_SUPPLIED ENTRIES_.

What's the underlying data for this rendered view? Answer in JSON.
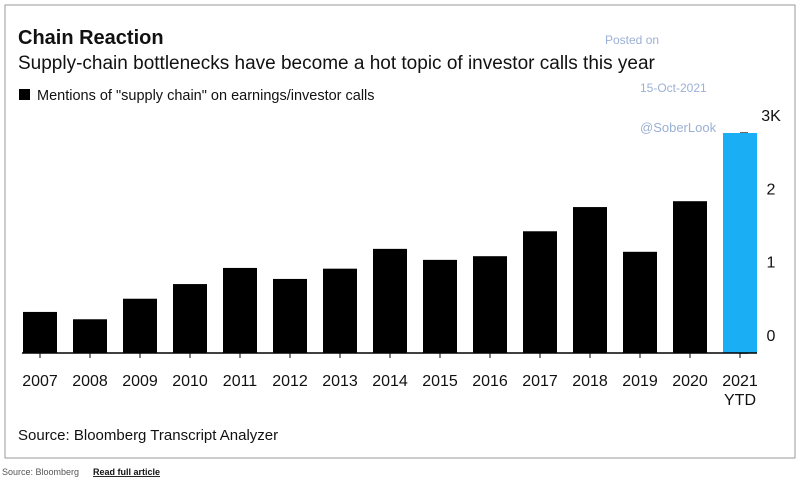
{
  "chart_data": {
    "type": "bar",
    "title": "Chain Reaction",
    "subtitle": "Supply-chain bottlenecks have become a hot topic of investor calls this year",
    "legend": "Mentions of \"supply chain\" on earnings/investor calls",
    "source": "Source: Bloomberg Transcript Analyzer",
    "watermark": [
      "Posted on",
      "15-Oct-2021",
      "@SoberLook"
    ],
    "categories": [
      "2007",
      "2008",
      "2009",
      "2010",
      "2011",
      "2012",
      "2013",
      "2014",
      "2015",
      "2016",
      "2017",
      "2018",
      "2019",
      "2020",
      "2021\nYTD"
    ],
    "values": [
      0.56,
      0.46,
      0.74,
      0.94,
      1.16,
      1.01,
      1.15,
      1.42,
      1.27,
      1.32,
      1.66,
      1.99,
      1.38,
      2.07,
      3.0
    ],
    "colors": [
      "#000000",
      "#000000",
      "#000000",
      "#000000",
      "#000000",
      "#000000",
      "#000000",
      "#000000",
      "#000000",
      "#000000",
      "#000000",
      "#000000",
      "#000000",
      "#000000",
      "#1aaef5"
    ],
    "ylim": [
      0,
      3
    ],
    "yticks": [
      0,
      1,
      2,
      {
        "value": 3,
        "label": "3K"
      }
    ],
    "axis_side": "right"
  },
  "footer": {
    "source": "Source: Bloomberg",
    "link": "Read full article"
  }
}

_TASK BRIEF_. Establish how many lines of the records contain the string "calls" and state that number without elaboration.

_OUTPUT OF THE EXERCISE_. 2